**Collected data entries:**

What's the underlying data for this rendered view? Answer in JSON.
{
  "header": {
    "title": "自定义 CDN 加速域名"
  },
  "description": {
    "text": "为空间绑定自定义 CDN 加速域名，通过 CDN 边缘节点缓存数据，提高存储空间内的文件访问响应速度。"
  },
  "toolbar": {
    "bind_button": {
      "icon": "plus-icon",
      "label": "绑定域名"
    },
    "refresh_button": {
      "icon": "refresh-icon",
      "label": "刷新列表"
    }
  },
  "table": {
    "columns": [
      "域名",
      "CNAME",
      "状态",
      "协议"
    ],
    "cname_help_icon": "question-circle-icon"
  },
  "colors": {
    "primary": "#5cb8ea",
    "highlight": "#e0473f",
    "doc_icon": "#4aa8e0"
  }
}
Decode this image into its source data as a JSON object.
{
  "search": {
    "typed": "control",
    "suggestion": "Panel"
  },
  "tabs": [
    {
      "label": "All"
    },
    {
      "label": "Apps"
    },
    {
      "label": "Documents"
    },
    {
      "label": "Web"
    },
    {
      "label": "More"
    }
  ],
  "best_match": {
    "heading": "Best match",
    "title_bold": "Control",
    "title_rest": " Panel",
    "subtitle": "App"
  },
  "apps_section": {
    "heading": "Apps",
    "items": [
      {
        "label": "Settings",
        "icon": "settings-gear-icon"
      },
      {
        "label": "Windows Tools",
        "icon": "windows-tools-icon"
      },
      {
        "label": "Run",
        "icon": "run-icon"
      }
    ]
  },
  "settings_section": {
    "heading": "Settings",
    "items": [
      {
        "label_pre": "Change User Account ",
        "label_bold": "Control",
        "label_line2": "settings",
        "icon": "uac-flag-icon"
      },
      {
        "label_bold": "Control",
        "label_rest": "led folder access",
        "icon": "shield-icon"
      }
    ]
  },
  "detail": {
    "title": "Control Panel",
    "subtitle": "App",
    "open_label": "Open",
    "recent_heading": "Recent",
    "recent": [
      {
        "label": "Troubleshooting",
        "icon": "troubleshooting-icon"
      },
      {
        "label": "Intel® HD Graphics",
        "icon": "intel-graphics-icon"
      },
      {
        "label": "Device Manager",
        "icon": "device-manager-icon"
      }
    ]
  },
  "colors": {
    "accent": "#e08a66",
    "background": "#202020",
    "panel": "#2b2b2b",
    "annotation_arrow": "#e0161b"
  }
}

**Given request:**
Please reproduce each record precisely as written.

**Exercise answer:**
What's the underlying data for this rendered view? Answer in JSON.
{
  "header": {
    "title": "自定义 CDN 加速域名"
  },
  "description": {
    "text": "为空间绑定自定义 CDN 加速域名，通过 CDN 边缘节点缓存数据，提高存储空间内的文件访问响应速度。"
  },
  "toolbar": {
    "bind_button": {
      "icon": "plus-icon",
      "label": "绑定域名"
    },
    "refresh_button": {
      "icon": "refresh-icon",
      "label": "刷新列表"
    }
  },
  "table": {
    "columns": [
      "域名",
      "CNAME",
      "状态",
      "协议"
    ],
    "cname_help_icon": "question-circle-icon"
  },
  "colors": {
    "primary": "#5cb8ea",
    "highlight": "#e0473f",
    "doc_icon": "#4aa8e0"
  }
}
Decode this image into its source data as a JSON object.
{
  "search": {
    "typed": "control",
    "suggestion": "Panel"
  },
  "tabs": [
    {
      "label": "All"
    },
    {
      "label": "Apps"
    },
    {
      "label": "Documents"
    },
    {
      "label": "Web"
    },
    {
      "label": "More"
    }
  ],
  "best_match": {
    "heading": "Best match",
    "title_bold": "Control",
    "title_rest": " Panel",
    "subtitle": "App"
  },
  "apps_section": {
    "heading": "Apps",
    "items": [
      {
        "label": "Settings",
        "icon": "settings-gear-icon"
      },
      {
        "label": "Windows Tools",
        "icon": "windows-tools-icon"
      },
      {
        "label": "Run",
        "icon": "run-icon"
      }
    ]
  },
  "settings_section": {
    "heading": "Settings",
    "items": [
      {
        "label_pre": "Change User Account ",
        "label_bold": "Control",
        "label_line2": "settings",
        "icon": "uac-flag-icon"
      },
      {
        "label_bold": "Control",
        "label_rest": "led folder access",
        "icon": "shield-icon"
      }
    ]
  },
  "detail": {
    "title": "Control Panel",
    "subtitle": "App",
    "open_label": "Open",
    "recent_heading": "Recent",
    "recent": [
      {
        "label": "Troubleshooting",
        "icon": "troubleshooting-icon"
      },
      {
        "label": "Intel® HD Graphics",
        "icon": "intel-graphics-icon"
      },
      {
        "label": "Device Manager",
        "icon": "device-manager-icon"
      }
    ]
  },
  "colors": {
    "accent": "#e08a66",
    "background": "#202020",
    "panel": "#2b2b2b",
    "annotation_arrow": "#e0161b"
  }
}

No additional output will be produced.